[Source data]

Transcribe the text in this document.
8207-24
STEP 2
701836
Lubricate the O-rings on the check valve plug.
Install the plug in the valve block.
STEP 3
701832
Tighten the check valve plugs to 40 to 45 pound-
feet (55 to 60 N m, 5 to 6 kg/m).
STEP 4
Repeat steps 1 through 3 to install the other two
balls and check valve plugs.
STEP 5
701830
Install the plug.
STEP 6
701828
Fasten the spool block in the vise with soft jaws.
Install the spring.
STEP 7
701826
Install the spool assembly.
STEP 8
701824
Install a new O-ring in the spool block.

#### AIM
Write out the records shown above, exactly as they appear.

#### RESULT FOR THIS EXERCISE
Transcribe the text in this document.
8207-24
STEP 2
701836
Lubricate the O-rings on the check valve plug.
Install the plug in the valve block.
STEP 3
701832
Tighten the check valve plugs to 40 to 45 pound-
feet (55 to 60 N m, 5 to 6 kg/m).
STEP 4
Repeat steps 1 through 3 to install the other two
balls and check valve plugs.
STEP 5
701830
Install the plug.
STEP 6
701828
Fasten the spool block in the vise with soft jaws.
Install the spring.
STEP 7
701826
Install the spool assembly.
STEP 8
701824
Install a new O-ring in the spool block.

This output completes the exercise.